Exercise instructions
The entries below are to be transcribed in full, without their images.
--- Start Source records ---
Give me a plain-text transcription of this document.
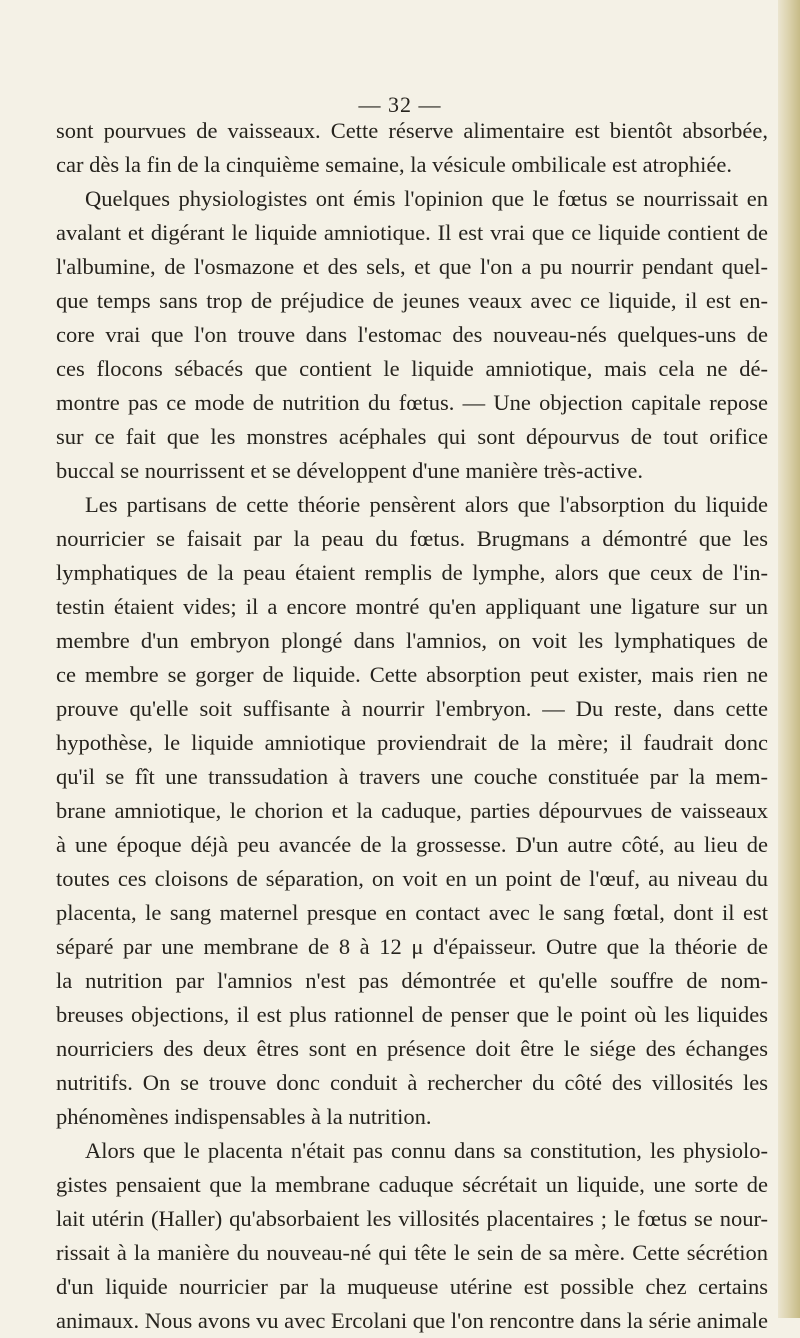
— 32 —
sont pourvues de vaisseaux. Cette réserve alimentaire est bientôt absorbée,
car dès la fin de la cinquième semaine, la vésicule ombilicale est atrophiée.
Quelques physiologistes ont émis l'opinion que le fœtus se nourrissait en
avalant et digérant le liquide amniotique. Il est vrai que ce liquide contient de
l'albumine, de l'osmazone et des sels, et que l'on a pu nourrir pendant quel-
que temps sans trop de préjudice de jeunes veaux avec ce liquide, il est en-
core vrai que l'on trouve dans l'estomac des nouveau-nés quelques-uns de
ces flocons sébacés que contient le liquide amniotique, mais cela ne dé-
montre pas ce mode de nutrition du fœtus. — Une objection capitale repose
sur ce fait que les monstres acéphales qui sont dépourvus de tout orifice
buccal se nourrissent et se développent d'une manière très-active.
Les partisans de cette théorie pensèrent alors que l'absorption du liquide
nourricier se faisait par la peau du fœtus. Brugmans a démontré que les
lymphatiques de la peau étaient remplis de lymphe, alors que ceux de l'in-
testin étaient vides; il a encore montré qu'en appliquant une ligature sur un
membre d'un embryon plongé dans l'amnios, on voit les lymphatiques de
ce membre se gorger de liquide. Cette absorption peut exister, mais rien ne
prouve qu'elle soit suffisante à nourrir l'embryon. — Du reste, dans cette
hypothèse, le liquide amniotique proviendrait de la mère; il faudrait donc
qu'il se fît une transsudation à travers une couche constituée par la mem-
brane amniotique, le chorion et la caduque, parties dépourvues de vaisseaux
à une époque déjà peu avancée de la grossesse. D'un autre côté, au lieu de
toutes ces cloisons de séparation, on voit en un point de l'œuf, au niveau du
placenta, le sang maternel presque en contact avec le sang fœtal, dont il est
séparé par une membrane de 8 à 12 μ d'épaisseur. Outre que la théorie de
la nutrition par l'amnios n'est pas démontrée et qu'elle souffre de nom-
breuses objections, il est plus rationnel de penser que le point où les liquides
nourriciers des deux êtres sont en présence doit être le siége des échanges
nutritifs. On se trouve donc conduit à rechercher du côté des villosités les
phénomènes indispensables à la nutrition.
Alors que le placenta n'était pas connu dans sa constitution, les physiolo-
gistes pensaient que la membrane caduque sécrétait un liquide, une sorte de
lait utérin (Haller) qu'absorbaient les villosités placentaires ; le fœtus se nour-
rissait à la manière du nouveau-né qui tête le sein de sa mère. Cette sécrétion
d'un liquide nourricier par la muqueuse utérine est possible chez certains
animaux. Nous avons vu avec Ercolani que l'on rencontre dans la série animale
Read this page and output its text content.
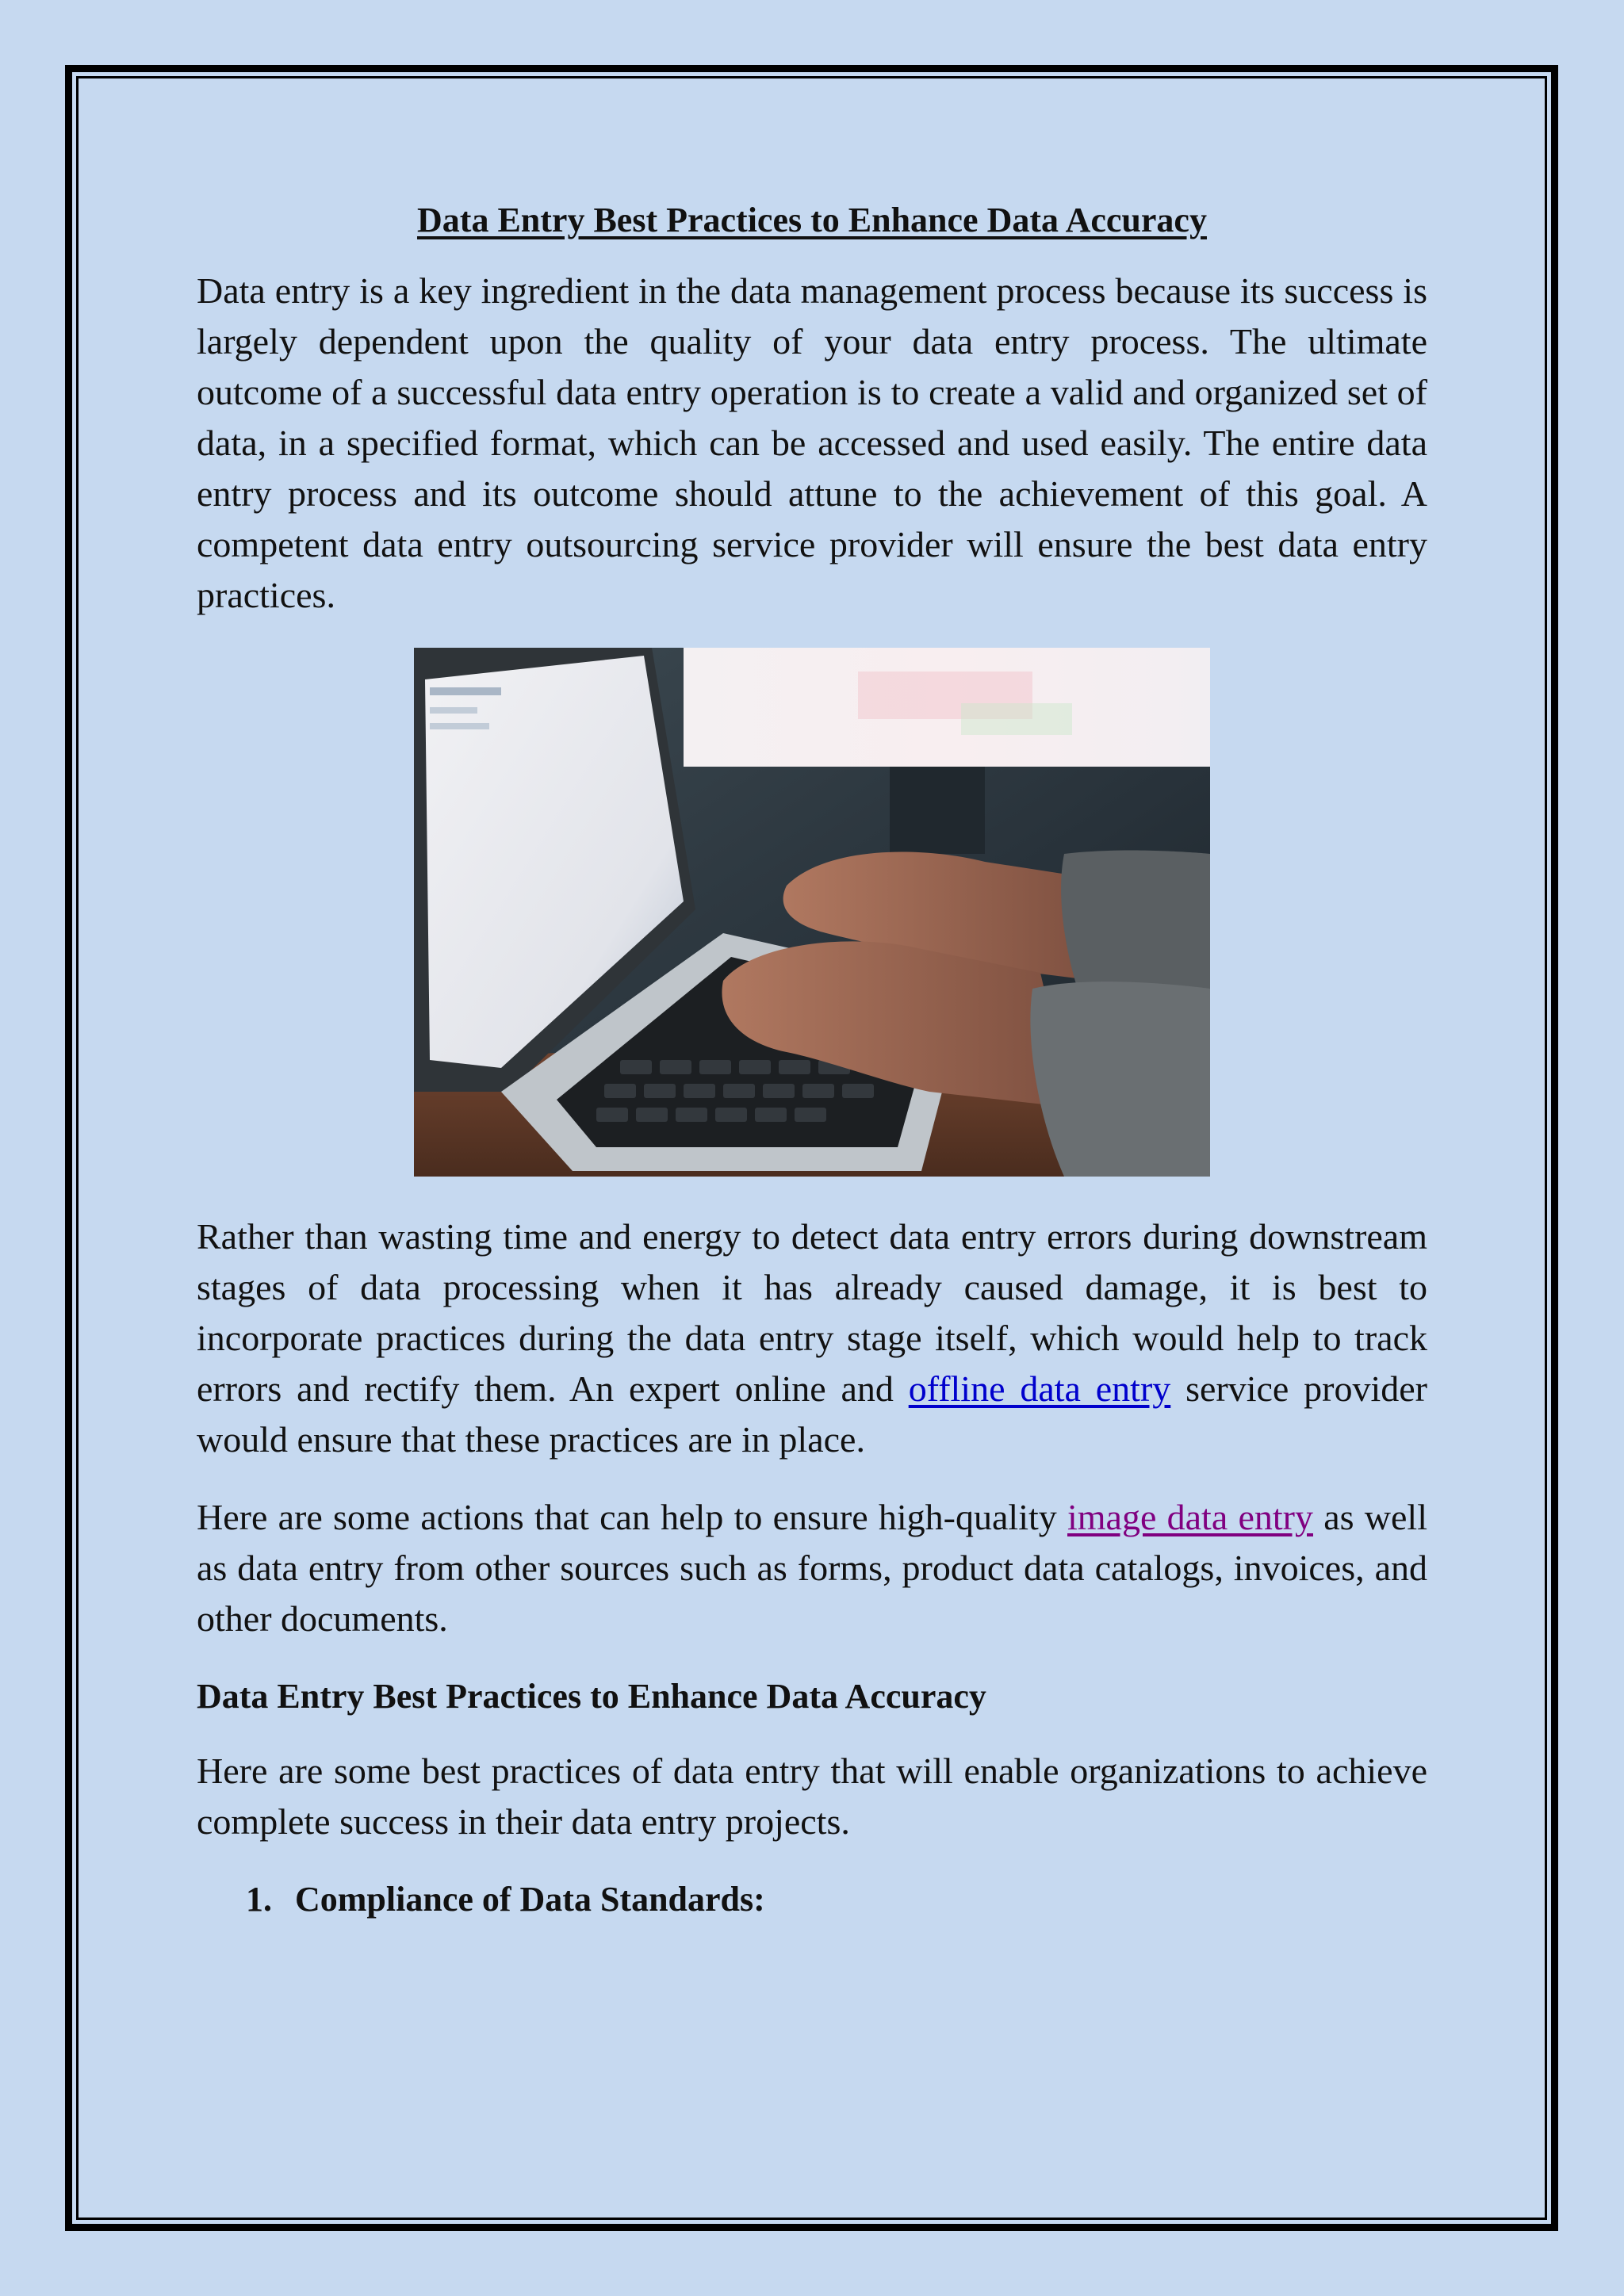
Data Entry Best Practices to Enhance Data Accuracy

Data entry is a key ingredient in the data management process because its success is largely dependent upon the quality of your data entry process. The ultimate outcome of a successful data entry operation is to create a valid and organized set of data, in a specified format, which can be accessed and used easily. The entire data entry process and its outcome should attune to the achievement of this goal. A competent data entry outsourcing service provider will ensure the best data entry practices.

Rather than wasting time and energy to detect data entry errors during downstream stages of data processing when it has already caused damage, it is best to incorporate practices during the data entry stage itself, which would help to track errors and rectify them. An expert online and offline data entry service provider would ensure that these practices are in place.

Here are some actions that can help to ensure high-quality image data entry as well as data entry from other sources such as forms, product data catalogs, invoices, and other documents.

Data Entry Best Practices to Enhance Data Accuracy

Here are some best practices of data entry that will enable organizations to achieve complete success in their data entry projects.

1. Compliance of Data Standards:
--- End Source records ---
Reply to the task
Give me a plain-text transcription of this document.
— 32 —
sont pourvues de vaisseaux. Cette réserve alimentaire est bientôt absorbée,
car dès la fin de la cinquième semaine, la vésicule ombilicale est atrophiée.
Quelques physiologistes ont émis l'opinion que le fœtus se nourrissait en
avalant et digérant le liquide amniotique. Il est vrai que ce liquide contient de
l'albumine, de l'osmazone et des sels, et que l'on a pu nourrir pendant quel-
que temps sans trop de préjudice de jeunes veaux avec ce liquide, il est en-
core vrai que l'on trouve dans l'estomac des nouveau-nés quelques-uns de
ces flocons sébacés que contient le liquide amniotique, mais cela ne dé-
montre pas ce mode de nutrition du fœtus. — Une objection capitale repose
sur ce fait que les monstres acéphales qui sont dépourvus de tout orifice
buccal se nourrissent et se développent d'une manière très-active.
Les partisans de cette théorie pensèrent alors que l'absorption du liquide
nourricier se faisait par la peau du fœtus. Brugmans a démontré que les
lymphatiques de la peau étaient remplis de lymphe, alors que ceux de l'in-
testin étaient vides; il a encore montré qu'en appliquant une ligature sur un
membre d'un embryon plongé dans l'amnios, on voit les lymphatiques de
ce membre se gorger de liquide. Cette absorption peut exister, mais rien ne
prouve qu'elle soit suffisante à nourrir l'embryon. — Du reste, dans cette
hypothèse, le liquide amniotique proviendrait de la mère; il faudrait donc
qu'il se fît une transsudation à travers une couche constituée par la mem-
brane amniotique, le chorion et la caduque, parties dépourvues de vaisseaux
à une époque déjà peu avancée de la grossesse. D'un autre côté, au lieu de
toutes ces cloisons de séparation, on voit en un point de l'œuf, au niveau du
placenta, le sang maternel presque en contact avec le sang fœtal, dont il est
séparé par une membrane de 8 à 12 μ d'épaisseur. Outre que la théorie de
la nutrition par l'amnios n'est pas démontrée et qu'elle souffre de nom-
breuses objections, il est plus rationnel de penser que le point où les liquides
nourriciers des deux êtres sont en présence doit être le siége des échanges
nutritifs. On se trouve donc conduit à rechercher du côté des villosités les
phénomènes indispensables à la nutrition.
Alors que le placenta n'était pas connu dans sa constitution, les physiolo-
gistes pensaient que la membrane caduque sécrétait un liquide, une sorte de
lait utérin (Haller) qu'absorbaient les villosités placentaires ; le fœtus se nour-
rissait à la manière du nouveau-né qui tête le sein de sa mère. Cette sécrétion
d'un liquide nourricier par la muqueuse utérine est possible chez certains
animaux. Nous avons vu avec Ercolani que l'on rencontre dans la série animale
Read this page and output its text content.
Data Entry Best Practices to Enhance Data Accuracy

Data entry is a key ingredient in the data management process because its success is largely dependent upon the quality of your data entry process. The ultimate outcome of a successful data entry operation is to create a valid and organized set of data, in a specified format, which can be accessed and used easily. The entire data entry process and its outcome should attune to the achievement of this goal. A competent data entry outsourcing service provider will ensure the best data entry practices.

Rather than wasting time and energy to detect data entry errors during downstream stages of data processing when it has already caused damage, it is best to incorporate practices during the data entry stage itself, which would help to track errors and rectify them. An expert online and offline data entry service provider would ensure that these practices are in place.

Here are some actions that can help to ensure high-quality image data entry as well as data entry from other sources such as forms, product data catalogs, invoices, and other documents.

Data Entry Best Practices to Enhance Data Accuracy

Here are some best practices of data entry that will enable organizations to achieve complete success in their data entry projects.

1. Compliance of Data Standards:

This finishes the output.